### TASK MATERIAL
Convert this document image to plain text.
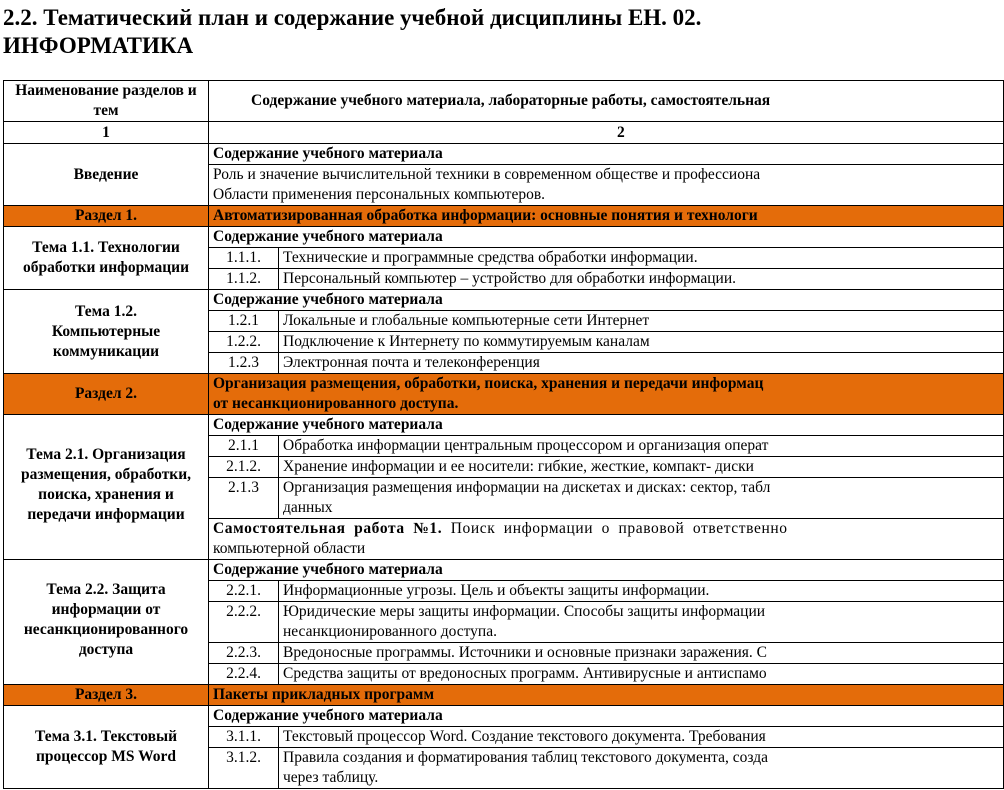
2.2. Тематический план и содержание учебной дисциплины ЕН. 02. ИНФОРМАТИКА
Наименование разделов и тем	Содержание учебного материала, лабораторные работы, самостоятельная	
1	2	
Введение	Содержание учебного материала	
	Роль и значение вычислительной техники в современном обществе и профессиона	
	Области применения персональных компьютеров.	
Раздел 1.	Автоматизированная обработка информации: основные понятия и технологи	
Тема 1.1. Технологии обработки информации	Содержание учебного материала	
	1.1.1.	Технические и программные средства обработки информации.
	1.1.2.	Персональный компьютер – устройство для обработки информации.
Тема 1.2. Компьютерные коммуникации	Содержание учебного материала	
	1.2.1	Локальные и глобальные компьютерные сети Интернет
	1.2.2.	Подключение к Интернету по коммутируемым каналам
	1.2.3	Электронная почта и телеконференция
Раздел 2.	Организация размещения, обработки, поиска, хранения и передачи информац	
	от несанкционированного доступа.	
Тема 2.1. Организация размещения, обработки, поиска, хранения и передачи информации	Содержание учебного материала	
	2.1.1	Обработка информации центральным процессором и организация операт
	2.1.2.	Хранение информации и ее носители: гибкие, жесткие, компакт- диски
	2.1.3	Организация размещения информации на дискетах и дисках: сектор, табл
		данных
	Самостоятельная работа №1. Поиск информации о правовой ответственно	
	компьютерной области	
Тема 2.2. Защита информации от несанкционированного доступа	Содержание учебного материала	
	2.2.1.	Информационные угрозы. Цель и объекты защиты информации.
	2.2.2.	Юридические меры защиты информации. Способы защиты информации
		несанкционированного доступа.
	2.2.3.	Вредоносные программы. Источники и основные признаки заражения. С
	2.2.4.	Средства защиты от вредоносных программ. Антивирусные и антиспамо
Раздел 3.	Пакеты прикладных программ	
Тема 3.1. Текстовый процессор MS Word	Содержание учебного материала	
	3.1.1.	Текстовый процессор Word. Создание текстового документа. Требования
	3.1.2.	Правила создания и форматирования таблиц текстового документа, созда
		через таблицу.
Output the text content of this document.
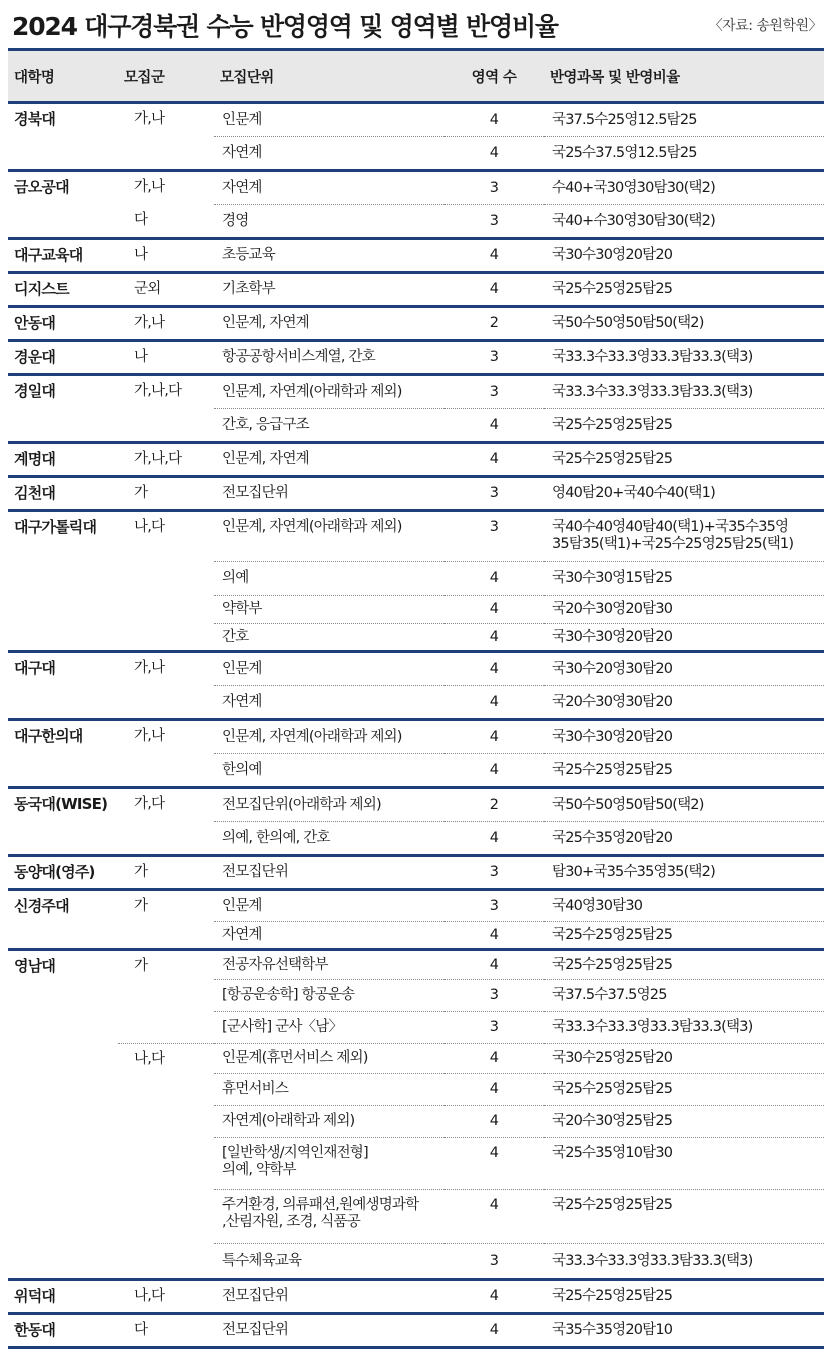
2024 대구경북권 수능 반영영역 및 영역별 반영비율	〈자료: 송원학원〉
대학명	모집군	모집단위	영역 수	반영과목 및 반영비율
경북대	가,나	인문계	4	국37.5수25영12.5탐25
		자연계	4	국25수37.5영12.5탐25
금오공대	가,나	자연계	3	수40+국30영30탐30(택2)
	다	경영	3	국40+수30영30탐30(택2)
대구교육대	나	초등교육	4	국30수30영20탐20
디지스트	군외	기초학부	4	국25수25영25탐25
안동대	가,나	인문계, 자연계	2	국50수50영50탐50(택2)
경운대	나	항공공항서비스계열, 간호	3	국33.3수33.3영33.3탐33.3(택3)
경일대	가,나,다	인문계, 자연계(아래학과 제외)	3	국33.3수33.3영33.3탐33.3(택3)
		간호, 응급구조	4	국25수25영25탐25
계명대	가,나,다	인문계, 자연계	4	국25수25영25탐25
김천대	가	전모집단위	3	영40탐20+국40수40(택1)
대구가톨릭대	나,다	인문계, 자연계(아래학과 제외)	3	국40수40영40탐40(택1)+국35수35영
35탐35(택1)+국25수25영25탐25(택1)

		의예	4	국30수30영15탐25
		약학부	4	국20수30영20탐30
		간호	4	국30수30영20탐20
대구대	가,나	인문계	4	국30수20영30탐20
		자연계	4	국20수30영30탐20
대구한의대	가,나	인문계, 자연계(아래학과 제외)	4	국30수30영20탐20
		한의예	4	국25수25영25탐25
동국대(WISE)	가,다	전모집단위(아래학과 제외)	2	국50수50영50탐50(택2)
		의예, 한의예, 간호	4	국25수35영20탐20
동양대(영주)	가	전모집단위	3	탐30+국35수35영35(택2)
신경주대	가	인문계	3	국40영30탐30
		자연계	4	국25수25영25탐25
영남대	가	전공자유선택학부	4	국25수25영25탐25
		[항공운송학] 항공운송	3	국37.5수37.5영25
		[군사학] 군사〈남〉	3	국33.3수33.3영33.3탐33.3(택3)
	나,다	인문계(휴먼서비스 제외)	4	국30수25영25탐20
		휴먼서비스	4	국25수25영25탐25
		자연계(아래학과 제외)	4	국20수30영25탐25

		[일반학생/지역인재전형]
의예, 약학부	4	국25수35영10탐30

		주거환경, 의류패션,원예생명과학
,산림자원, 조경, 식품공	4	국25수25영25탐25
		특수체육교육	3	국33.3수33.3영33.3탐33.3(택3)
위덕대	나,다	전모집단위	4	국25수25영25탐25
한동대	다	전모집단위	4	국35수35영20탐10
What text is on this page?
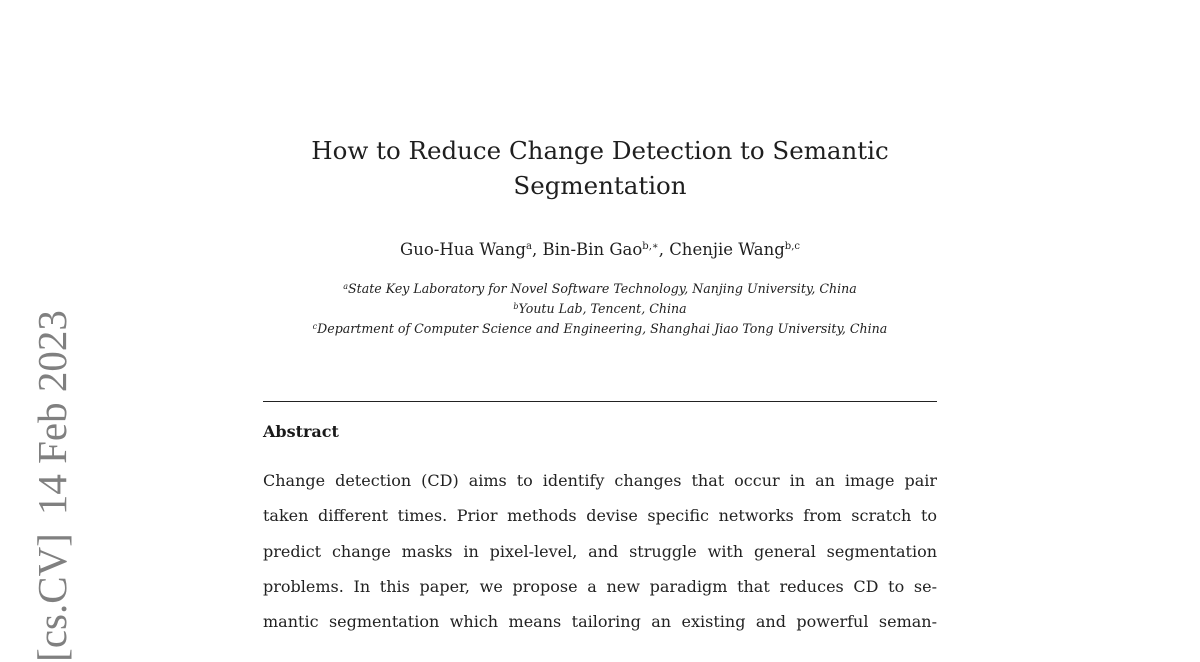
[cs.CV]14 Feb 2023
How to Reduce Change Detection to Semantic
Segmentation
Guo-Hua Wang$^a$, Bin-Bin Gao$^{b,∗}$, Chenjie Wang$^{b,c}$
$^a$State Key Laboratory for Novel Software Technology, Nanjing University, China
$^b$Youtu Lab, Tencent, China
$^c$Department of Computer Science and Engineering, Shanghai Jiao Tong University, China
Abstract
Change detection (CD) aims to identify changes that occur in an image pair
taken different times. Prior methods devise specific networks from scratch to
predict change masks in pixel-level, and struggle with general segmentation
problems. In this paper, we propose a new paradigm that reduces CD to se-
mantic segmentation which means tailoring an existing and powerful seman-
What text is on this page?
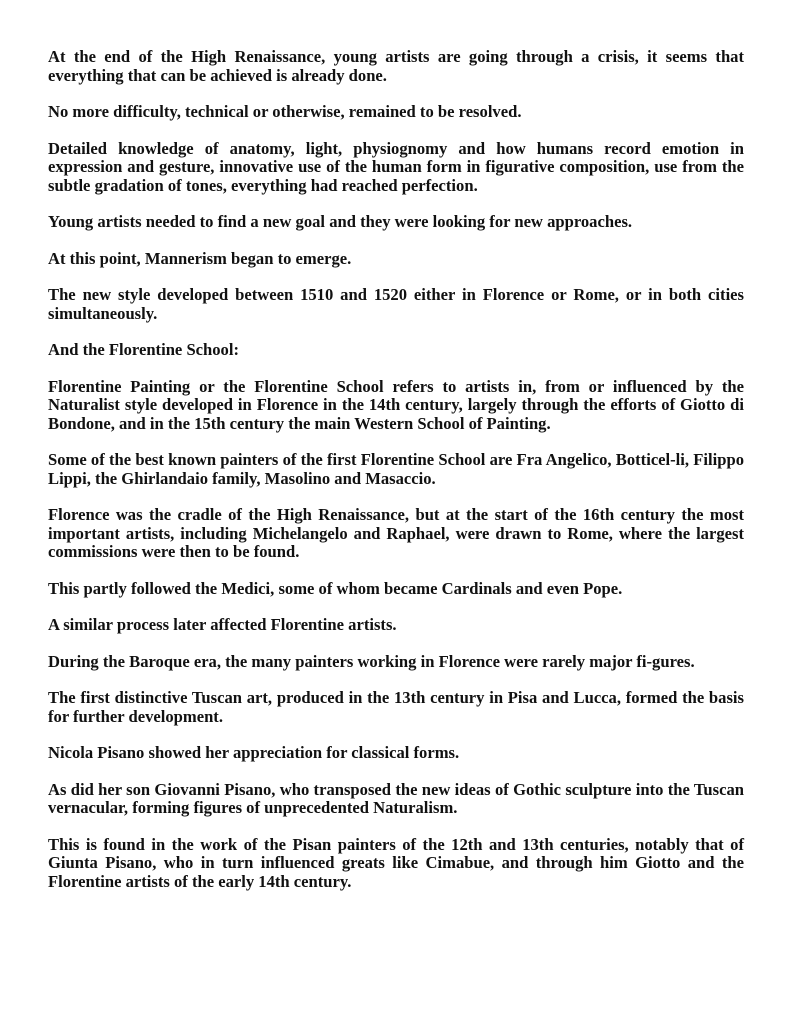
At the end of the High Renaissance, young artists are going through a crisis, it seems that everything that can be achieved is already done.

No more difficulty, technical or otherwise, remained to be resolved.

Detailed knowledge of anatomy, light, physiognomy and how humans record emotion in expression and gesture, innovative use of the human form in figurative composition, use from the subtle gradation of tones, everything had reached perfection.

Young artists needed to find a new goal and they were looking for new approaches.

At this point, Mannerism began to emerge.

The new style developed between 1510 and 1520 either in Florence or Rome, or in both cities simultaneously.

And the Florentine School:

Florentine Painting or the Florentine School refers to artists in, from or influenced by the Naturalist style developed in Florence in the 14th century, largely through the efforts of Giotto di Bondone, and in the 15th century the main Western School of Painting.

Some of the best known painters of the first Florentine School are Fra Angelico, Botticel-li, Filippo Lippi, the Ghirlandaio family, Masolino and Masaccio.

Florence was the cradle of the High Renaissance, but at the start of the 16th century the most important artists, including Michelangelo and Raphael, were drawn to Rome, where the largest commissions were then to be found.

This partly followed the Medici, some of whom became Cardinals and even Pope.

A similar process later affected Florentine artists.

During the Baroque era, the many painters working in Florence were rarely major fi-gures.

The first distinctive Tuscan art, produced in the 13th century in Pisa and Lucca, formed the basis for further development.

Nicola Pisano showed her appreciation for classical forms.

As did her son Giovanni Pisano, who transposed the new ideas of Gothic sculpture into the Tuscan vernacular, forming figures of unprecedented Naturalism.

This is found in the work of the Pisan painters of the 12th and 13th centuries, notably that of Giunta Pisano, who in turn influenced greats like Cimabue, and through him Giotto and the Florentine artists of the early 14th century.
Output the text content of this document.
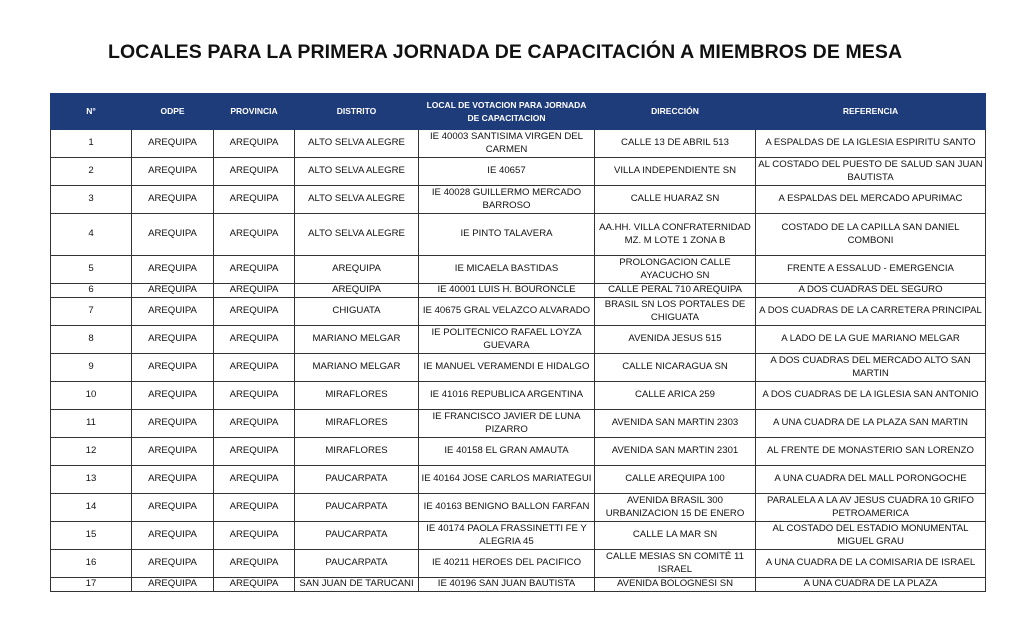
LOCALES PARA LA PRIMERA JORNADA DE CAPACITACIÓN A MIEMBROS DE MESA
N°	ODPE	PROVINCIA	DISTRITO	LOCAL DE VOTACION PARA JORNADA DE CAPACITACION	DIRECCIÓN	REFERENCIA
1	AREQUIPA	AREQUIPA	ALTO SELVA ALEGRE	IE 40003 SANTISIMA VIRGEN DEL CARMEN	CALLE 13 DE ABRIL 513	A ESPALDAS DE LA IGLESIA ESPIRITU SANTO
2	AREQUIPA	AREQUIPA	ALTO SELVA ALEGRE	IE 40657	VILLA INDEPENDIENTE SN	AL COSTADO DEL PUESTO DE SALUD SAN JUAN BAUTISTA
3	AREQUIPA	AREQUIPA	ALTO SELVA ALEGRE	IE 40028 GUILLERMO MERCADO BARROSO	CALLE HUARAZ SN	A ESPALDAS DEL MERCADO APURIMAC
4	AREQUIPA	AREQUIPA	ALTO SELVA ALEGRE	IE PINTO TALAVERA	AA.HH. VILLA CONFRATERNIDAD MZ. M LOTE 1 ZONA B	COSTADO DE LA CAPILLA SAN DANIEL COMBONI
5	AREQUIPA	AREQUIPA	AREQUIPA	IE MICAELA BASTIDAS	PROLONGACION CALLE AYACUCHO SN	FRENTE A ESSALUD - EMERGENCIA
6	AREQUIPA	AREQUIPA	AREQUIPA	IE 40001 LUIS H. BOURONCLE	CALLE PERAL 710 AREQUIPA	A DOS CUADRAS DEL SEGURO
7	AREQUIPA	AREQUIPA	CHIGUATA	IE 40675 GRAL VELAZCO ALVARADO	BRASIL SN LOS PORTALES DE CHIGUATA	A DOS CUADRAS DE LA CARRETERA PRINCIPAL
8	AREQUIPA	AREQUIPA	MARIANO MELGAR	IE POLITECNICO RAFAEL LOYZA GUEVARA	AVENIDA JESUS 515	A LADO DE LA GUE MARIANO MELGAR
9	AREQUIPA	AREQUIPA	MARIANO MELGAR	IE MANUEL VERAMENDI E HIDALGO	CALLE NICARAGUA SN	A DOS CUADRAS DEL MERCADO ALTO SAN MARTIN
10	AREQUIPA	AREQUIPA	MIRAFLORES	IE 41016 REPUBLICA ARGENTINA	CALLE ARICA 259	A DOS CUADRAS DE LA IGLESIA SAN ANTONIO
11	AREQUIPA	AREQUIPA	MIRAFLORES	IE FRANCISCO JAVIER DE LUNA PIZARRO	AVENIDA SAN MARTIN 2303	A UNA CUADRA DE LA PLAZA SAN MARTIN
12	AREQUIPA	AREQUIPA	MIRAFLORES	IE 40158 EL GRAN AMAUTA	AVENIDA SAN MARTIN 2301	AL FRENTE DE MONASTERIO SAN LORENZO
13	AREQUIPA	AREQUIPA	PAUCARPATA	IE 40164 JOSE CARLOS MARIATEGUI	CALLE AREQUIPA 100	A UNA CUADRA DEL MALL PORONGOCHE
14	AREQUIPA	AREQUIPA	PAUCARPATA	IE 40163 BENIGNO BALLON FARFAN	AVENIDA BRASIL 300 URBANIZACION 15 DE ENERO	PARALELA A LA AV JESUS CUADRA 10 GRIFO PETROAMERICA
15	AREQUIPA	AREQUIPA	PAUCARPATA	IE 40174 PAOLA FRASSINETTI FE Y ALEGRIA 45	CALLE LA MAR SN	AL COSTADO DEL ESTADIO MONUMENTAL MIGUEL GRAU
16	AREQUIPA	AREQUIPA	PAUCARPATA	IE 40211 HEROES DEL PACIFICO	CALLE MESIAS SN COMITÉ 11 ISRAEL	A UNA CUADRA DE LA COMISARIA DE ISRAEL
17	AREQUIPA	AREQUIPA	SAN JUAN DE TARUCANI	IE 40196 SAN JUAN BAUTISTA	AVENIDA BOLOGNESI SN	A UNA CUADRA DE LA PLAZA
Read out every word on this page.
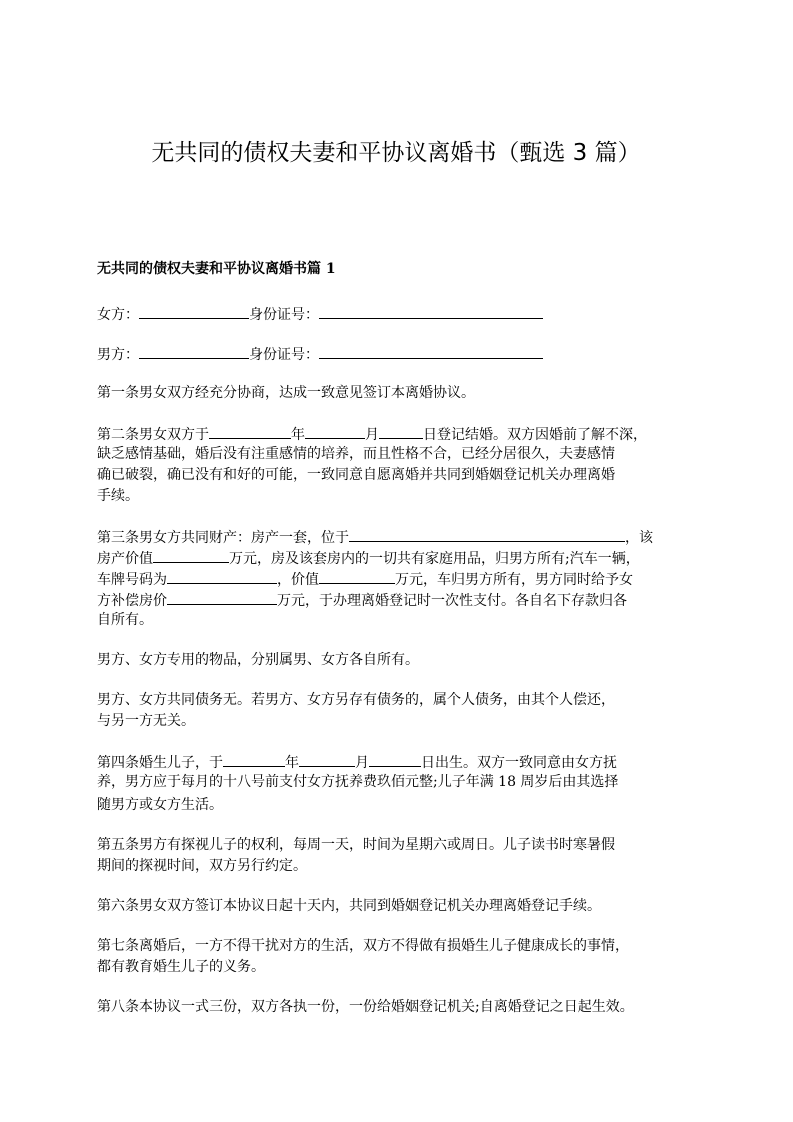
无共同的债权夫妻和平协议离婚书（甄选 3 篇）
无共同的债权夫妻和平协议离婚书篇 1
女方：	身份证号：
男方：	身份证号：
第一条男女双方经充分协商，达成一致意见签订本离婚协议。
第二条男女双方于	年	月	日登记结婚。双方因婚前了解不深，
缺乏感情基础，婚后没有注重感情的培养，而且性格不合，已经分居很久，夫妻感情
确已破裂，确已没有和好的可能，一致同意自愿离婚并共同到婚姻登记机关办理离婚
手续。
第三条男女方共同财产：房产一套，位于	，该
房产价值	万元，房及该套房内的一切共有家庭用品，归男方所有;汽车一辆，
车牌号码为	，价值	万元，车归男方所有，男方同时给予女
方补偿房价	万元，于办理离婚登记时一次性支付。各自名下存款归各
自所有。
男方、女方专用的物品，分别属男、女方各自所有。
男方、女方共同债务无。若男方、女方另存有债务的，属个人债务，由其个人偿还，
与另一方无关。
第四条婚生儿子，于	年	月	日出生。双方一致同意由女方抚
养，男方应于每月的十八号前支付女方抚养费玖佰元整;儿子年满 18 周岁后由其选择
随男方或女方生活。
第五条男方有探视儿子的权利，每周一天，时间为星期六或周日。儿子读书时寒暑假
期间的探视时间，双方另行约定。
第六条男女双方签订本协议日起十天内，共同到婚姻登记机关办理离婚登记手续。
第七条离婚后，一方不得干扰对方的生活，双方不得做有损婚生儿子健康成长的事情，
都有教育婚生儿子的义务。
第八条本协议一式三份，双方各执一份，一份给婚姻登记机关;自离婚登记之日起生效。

### WORK TO BE COMPLETED
How many of the lines above hold the word "текстового"? Give only that number.

### RESULT OF THIS TASK
2